— Problem details —
Reproduce word for word every line of the items from the one containing "Output each element" through the one containing "arrow-left-icon[interactable]: ←: [1024, 392, 1034, 403]", including both of those lines.

Records from a collection:

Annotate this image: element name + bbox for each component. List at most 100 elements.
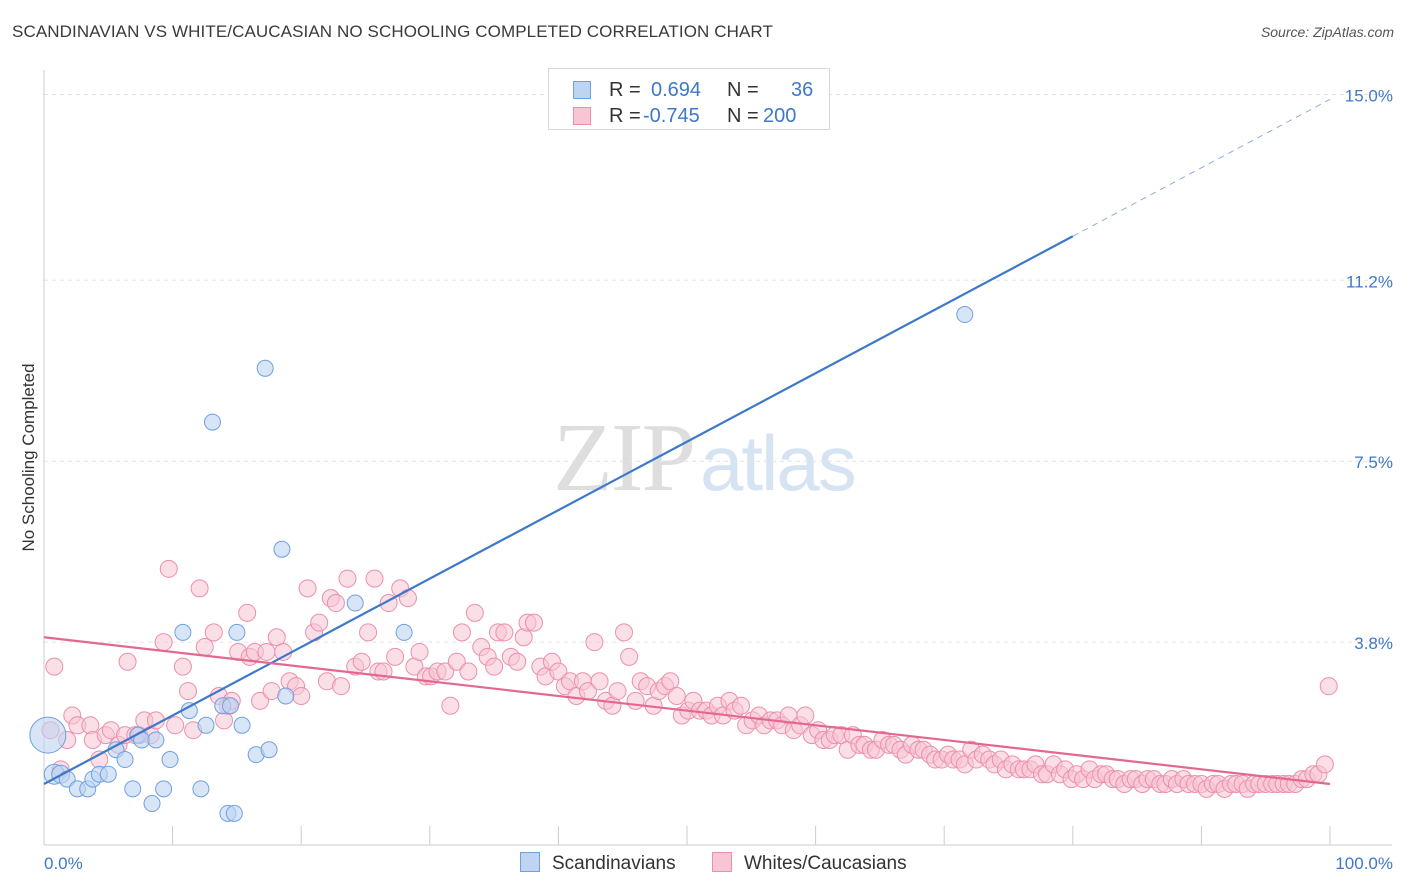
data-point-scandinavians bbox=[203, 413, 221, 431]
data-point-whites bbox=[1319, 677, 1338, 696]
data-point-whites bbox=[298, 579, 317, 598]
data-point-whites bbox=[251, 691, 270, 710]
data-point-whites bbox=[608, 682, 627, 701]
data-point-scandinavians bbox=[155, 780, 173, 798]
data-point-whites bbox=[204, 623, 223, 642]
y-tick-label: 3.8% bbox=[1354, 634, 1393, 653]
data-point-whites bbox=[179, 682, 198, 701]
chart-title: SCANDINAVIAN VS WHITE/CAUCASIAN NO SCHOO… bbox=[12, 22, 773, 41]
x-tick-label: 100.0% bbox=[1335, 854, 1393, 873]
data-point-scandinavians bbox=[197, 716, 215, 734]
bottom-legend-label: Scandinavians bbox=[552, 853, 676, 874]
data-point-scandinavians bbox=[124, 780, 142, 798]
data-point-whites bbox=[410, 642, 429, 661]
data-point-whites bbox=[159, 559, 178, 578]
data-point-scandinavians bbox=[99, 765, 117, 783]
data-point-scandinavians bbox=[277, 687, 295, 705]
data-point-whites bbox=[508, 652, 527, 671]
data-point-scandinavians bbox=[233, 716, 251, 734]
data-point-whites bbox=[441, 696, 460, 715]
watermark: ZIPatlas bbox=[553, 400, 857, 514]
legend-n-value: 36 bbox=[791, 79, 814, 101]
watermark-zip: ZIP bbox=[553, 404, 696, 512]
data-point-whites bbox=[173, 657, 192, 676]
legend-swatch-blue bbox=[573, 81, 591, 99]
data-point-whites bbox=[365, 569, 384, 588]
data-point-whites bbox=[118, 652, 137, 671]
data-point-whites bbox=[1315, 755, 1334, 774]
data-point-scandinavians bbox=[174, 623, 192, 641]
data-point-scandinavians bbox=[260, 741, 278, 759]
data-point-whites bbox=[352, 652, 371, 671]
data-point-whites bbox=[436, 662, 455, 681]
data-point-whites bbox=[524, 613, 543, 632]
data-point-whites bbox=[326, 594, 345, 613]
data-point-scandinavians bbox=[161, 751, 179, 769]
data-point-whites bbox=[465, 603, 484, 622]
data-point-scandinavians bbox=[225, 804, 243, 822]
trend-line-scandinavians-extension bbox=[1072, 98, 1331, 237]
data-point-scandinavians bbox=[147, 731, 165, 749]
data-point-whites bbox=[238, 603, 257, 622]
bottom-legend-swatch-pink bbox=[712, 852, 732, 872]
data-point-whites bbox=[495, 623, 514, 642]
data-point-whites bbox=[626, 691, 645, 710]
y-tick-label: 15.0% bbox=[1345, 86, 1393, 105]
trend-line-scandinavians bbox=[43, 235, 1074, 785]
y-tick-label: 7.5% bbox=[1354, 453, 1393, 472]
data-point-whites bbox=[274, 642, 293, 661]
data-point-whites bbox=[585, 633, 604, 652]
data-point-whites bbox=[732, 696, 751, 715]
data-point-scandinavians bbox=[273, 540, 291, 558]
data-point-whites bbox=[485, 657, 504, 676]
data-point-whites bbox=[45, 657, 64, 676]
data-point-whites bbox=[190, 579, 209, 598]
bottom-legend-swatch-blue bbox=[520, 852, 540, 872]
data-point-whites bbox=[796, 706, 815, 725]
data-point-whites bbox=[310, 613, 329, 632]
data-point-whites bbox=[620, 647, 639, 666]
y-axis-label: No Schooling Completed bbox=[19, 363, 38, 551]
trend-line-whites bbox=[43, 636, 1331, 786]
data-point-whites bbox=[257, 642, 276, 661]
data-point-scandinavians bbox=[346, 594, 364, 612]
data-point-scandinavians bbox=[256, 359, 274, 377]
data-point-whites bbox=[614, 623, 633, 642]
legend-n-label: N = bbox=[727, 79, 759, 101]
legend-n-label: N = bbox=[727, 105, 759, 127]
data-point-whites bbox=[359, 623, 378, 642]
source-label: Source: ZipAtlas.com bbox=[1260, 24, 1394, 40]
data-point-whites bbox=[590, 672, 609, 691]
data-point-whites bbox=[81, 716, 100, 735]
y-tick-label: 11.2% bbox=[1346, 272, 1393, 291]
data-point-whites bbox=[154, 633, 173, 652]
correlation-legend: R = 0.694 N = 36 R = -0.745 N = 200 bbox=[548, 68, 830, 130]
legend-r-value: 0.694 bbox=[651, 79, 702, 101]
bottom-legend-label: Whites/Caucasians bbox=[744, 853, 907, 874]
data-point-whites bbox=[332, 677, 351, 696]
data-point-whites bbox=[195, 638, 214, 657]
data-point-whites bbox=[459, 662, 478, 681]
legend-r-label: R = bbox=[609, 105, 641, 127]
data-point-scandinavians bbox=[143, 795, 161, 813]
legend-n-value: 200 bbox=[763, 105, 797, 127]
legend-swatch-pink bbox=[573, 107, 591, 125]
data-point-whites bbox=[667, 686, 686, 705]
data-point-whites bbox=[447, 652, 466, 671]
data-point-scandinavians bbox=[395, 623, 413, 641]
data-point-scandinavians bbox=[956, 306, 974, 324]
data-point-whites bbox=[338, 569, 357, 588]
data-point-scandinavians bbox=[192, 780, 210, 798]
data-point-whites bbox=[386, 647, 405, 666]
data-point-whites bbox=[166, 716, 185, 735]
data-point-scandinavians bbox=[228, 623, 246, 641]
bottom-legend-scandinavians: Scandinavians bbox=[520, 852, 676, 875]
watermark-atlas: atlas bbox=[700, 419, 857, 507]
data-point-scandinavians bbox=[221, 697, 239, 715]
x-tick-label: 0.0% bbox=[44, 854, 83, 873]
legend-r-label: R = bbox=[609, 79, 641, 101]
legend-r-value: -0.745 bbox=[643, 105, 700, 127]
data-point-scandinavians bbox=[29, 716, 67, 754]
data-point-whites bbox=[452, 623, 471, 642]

--

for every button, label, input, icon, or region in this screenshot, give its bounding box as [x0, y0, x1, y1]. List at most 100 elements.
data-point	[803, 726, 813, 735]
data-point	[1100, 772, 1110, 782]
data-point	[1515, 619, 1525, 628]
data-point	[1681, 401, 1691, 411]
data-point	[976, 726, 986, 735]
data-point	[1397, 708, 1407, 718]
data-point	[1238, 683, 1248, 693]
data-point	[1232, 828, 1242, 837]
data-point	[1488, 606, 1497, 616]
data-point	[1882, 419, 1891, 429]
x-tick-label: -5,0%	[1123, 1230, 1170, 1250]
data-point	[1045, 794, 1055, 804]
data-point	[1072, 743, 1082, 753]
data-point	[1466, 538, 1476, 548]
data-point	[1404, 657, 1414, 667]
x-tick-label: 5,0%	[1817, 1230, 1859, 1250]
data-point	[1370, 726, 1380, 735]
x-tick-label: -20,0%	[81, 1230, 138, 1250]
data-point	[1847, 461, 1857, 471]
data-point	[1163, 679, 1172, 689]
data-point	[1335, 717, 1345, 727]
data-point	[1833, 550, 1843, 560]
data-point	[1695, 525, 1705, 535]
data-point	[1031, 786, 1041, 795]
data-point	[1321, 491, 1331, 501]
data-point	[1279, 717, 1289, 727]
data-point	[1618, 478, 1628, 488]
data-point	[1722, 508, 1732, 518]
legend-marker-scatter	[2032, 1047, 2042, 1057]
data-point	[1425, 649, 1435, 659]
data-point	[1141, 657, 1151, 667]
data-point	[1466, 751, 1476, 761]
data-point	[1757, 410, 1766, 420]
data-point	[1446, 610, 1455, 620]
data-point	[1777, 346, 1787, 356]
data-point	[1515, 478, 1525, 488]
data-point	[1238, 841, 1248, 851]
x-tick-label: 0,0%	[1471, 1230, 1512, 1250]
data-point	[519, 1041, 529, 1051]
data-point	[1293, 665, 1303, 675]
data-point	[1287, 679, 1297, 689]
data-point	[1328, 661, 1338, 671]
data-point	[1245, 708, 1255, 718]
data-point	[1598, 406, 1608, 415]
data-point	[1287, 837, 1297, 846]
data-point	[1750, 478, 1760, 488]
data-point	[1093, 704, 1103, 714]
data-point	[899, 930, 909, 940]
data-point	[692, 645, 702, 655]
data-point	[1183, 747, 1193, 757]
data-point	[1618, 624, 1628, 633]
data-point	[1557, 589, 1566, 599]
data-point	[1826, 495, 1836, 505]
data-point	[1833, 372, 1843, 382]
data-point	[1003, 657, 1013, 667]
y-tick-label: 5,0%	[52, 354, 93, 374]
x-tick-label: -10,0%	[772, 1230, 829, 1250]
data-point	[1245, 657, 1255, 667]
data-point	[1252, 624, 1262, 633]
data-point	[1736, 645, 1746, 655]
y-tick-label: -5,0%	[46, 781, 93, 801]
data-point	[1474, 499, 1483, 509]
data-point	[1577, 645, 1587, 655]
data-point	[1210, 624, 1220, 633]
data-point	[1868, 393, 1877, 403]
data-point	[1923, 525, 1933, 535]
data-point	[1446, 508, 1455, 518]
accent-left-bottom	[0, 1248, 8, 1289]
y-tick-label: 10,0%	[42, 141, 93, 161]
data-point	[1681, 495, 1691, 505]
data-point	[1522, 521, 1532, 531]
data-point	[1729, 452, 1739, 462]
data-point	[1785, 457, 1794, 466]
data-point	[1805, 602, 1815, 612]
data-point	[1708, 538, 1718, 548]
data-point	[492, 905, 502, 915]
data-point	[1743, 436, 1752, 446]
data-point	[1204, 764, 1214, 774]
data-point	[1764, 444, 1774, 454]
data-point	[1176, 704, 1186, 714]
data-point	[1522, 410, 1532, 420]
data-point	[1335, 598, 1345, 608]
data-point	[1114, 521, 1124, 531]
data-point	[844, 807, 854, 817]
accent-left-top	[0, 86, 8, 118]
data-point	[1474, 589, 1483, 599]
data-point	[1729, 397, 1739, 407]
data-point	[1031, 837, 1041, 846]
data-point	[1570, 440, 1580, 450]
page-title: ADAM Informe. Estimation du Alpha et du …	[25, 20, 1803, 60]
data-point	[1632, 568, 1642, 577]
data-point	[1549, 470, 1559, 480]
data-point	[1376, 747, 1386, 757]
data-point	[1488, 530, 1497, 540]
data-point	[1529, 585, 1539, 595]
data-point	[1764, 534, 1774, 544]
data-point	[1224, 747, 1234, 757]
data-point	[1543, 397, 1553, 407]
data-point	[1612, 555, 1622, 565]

---

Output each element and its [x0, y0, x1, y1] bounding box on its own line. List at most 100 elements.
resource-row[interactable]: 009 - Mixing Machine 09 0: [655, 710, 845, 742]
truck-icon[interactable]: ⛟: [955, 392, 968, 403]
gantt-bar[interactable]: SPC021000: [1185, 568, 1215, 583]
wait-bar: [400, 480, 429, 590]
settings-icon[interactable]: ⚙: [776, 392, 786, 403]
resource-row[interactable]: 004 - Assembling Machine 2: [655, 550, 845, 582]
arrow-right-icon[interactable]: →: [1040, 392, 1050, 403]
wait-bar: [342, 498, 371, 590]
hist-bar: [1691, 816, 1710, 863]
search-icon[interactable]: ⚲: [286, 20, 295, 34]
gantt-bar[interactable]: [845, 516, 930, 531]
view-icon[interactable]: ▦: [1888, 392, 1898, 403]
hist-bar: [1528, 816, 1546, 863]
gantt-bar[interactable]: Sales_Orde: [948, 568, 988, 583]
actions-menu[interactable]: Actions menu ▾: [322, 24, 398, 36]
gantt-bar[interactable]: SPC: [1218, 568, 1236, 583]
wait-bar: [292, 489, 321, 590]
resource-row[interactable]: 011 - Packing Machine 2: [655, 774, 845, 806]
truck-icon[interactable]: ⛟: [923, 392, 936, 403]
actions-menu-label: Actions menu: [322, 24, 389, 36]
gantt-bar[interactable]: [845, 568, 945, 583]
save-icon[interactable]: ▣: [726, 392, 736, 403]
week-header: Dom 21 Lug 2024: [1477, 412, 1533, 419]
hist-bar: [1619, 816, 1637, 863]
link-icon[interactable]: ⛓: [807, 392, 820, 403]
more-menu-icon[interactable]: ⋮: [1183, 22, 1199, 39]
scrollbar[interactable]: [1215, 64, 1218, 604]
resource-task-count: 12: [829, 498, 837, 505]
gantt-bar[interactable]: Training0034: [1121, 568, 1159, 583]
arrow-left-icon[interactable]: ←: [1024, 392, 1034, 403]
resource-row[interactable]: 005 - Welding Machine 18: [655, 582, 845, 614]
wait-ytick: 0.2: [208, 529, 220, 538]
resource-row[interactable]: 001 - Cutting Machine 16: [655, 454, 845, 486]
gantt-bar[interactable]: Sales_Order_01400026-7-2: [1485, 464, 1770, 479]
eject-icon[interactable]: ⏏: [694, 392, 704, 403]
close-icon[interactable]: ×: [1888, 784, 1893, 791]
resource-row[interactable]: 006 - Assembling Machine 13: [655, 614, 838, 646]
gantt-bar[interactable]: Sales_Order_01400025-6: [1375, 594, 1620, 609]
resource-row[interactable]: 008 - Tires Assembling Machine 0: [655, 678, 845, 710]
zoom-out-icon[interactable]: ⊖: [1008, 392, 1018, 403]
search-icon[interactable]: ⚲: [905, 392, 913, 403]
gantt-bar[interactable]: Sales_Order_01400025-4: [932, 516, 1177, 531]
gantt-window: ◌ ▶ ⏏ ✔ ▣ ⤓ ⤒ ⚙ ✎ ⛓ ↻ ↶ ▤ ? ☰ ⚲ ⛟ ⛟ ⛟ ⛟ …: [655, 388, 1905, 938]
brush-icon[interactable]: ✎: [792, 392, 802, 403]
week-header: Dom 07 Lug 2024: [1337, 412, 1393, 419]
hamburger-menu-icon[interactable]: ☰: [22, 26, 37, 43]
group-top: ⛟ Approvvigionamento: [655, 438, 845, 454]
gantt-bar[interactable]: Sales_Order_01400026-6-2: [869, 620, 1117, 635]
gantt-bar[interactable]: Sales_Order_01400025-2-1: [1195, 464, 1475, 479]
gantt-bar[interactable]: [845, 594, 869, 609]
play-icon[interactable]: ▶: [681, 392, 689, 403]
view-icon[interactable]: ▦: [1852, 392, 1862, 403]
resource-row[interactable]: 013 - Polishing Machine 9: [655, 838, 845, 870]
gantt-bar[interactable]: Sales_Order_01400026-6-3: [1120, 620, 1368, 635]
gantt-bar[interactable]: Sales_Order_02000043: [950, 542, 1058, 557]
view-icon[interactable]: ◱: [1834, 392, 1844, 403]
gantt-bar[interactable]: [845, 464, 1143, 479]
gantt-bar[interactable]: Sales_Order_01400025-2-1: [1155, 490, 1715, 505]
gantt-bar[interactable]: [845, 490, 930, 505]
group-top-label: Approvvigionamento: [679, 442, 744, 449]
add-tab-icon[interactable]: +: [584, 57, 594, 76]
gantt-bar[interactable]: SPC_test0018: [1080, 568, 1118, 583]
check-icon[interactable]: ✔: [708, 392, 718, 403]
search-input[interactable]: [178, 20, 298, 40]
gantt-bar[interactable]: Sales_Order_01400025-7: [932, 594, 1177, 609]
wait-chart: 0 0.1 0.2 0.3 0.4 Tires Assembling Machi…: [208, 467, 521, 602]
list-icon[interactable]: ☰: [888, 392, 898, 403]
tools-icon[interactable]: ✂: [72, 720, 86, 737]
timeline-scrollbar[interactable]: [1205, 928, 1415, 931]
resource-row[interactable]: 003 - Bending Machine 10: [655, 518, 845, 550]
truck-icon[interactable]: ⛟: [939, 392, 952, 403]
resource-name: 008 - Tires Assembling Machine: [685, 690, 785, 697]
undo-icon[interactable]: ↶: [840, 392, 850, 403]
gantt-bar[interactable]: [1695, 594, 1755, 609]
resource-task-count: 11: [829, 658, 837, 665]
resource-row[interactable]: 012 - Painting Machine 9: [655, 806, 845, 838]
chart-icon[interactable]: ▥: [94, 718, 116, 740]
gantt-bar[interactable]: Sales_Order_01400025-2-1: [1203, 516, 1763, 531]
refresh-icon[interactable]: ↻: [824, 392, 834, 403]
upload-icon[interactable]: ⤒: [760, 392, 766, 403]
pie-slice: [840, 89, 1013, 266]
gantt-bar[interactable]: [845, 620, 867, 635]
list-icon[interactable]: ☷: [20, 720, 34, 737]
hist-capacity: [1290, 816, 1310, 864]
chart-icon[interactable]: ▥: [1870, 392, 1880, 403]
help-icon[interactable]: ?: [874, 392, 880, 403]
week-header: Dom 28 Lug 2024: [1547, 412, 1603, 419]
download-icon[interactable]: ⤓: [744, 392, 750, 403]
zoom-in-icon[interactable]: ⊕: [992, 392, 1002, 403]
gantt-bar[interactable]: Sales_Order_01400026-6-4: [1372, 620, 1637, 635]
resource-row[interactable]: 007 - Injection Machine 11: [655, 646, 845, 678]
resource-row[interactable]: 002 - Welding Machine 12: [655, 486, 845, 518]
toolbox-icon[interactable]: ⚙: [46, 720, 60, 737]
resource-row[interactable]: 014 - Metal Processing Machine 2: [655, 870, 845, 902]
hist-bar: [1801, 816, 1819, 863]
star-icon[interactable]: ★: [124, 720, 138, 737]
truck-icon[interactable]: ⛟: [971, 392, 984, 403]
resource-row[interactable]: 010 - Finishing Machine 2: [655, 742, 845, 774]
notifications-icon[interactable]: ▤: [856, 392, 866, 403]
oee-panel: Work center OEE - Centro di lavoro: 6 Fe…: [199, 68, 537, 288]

— Solution for this task —
Output each element and its [x0, y0, x1, y1] bounding box on its own line. List at most 100 elements.
resource-row[interactable]: 009 - Mixing Machine 09 0: [655, 710, 845, 742]
truck-icon[interactable]: ⛟: [955, 392, 968, 403]
gantt-bar[interactable]: SPC021000: [1185, 568, 1215, 583]
wait-bar: [400, 480, 429, 590]
settings-icon[interactable]: ⚙: [776, 392, 786, 403]
resource-row[interactable]: 004 - Assembling Machine 2: [655, 550, 845, 582]
arrow-right-icon[interactable]: →: [1040, 392, 1050, 403]
wait-bar: [342, 498, 371, 590]
hist-bar: [1691, 816, 1710, 863]
search-icon[interactable]: ⚲: [286, 20, 295, 34]
gantt-bar[interactable]: [845, 516, 930, 531]
view-icon[interactable]: ▦: [1888, 392, 1898, 403]
hist-bar: [1528, 816, 1546, 863]
gantt-bar[interactable]: Sales_Orde: [948, 568, 988, 583]
actions-menu[interactable]: Actions menu ▾: [322, 24, 398, 36]
gantt-bar[interactable]: SPC: [1218, 568, 1236, 583]
wait-bar: [292, 489, 321, 590]
resource-row[interactable]: 011 - Packing Machine 2: [655, 774, 845, 806]
truck-icon[interactable]: ⛟: [923, 392, 936, 403]
actions-menu-label: Actions menu: [322, 24, 389, 36]
gantt-bar[interactable]: [845, 568, 945, 583]
save-icon[interactable]: ▣: [726, 392, 736, 403]
week-header: Dom 21 Lug 2024: [1477, 412, 1533, 419]
hist-bar: [1619, 816, 1637, 863]
link-icon[interactable]: ⛓: [807, 392, 820, 403]
more-menu-icon[interactable]: ⋮: [1183, 22, 1199, 39]
scrollbar[interactable]: [1215, 64, 1218, 604]
resource-task-count: 12: [829, 498, 837, 505]
gantt-bar[interactable]: Training0034: [1121, 568, 1159, 583]
arrow-left-icon[interactable]: ←: [1024, 392, 1034, 403]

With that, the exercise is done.